• [Problem to work on] Reply with only the number of lines that contain the string "color".

• [Provided entries]
- - - - - - -
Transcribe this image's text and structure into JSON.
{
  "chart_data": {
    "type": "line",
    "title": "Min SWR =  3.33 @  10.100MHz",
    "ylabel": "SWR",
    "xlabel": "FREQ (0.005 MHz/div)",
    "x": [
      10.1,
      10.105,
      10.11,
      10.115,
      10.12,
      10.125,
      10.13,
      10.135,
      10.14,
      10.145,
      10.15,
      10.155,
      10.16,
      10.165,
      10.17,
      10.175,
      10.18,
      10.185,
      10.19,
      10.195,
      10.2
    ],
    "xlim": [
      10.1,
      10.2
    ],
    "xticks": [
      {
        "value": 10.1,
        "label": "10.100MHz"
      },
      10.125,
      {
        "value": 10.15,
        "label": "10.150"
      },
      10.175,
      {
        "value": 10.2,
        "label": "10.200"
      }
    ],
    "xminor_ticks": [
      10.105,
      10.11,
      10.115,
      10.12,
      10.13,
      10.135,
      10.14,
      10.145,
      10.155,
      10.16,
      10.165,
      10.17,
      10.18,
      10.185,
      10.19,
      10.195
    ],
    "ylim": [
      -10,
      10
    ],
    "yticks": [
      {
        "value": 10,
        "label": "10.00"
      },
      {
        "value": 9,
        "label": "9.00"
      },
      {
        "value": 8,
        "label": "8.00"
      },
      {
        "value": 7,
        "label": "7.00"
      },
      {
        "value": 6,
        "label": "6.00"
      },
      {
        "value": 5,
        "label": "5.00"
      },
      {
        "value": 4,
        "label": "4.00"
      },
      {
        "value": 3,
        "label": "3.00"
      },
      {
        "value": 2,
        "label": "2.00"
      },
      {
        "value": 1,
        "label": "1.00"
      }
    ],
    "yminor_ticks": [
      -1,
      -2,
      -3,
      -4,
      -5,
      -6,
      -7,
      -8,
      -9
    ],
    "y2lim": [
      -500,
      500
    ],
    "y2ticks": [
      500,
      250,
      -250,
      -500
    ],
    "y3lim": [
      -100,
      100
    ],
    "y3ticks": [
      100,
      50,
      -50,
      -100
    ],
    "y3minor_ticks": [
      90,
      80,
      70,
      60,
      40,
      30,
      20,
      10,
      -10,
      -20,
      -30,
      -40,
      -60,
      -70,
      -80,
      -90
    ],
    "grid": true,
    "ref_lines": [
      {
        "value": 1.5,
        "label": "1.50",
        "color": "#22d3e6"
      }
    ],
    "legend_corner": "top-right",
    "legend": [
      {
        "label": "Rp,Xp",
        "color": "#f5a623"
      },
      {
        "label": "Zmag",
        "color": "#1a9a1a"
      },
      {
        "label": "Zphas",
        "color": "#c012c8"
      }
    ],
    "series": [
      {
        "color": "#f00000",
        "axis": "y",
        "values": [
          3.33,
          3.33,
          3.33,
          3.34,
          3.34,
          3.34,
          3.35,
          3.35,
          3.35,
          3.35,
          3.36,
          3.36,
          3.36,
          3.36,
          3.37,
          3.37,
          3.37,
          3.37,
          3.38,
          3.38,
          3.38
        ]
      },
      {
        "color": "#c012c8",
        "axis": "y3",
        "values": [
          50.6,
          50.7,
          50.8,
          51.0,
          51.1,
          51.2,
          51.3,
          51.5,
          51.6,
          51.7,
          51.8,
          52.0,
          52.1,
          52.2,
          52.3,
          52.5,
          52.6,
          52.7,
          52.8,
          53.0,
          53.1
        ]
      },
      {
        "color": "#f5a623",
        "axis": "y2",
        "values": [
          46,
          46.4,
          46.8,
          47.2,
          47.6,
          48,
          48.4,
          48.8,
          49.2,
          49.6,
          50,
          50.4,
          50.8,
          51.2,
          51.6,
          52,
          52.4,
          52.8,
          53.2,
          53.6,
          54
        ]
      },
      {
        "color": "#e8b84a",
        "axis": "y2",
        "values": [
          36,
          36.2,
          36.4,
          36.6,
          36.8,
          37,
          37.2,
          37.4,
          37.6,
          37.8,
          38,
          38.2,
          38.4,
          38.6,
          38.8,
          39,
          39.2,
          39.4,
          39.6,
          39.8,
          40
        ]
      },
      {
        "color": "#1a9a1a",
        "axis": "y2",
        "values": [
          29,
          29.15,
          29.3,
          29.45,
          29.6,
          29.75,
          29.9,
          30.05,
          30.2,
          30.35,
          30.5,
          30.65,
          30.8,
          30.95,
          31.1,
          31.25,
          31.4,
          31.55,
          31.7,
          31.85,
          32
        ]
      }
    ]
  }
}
- - - - - - -
• [Reply] 9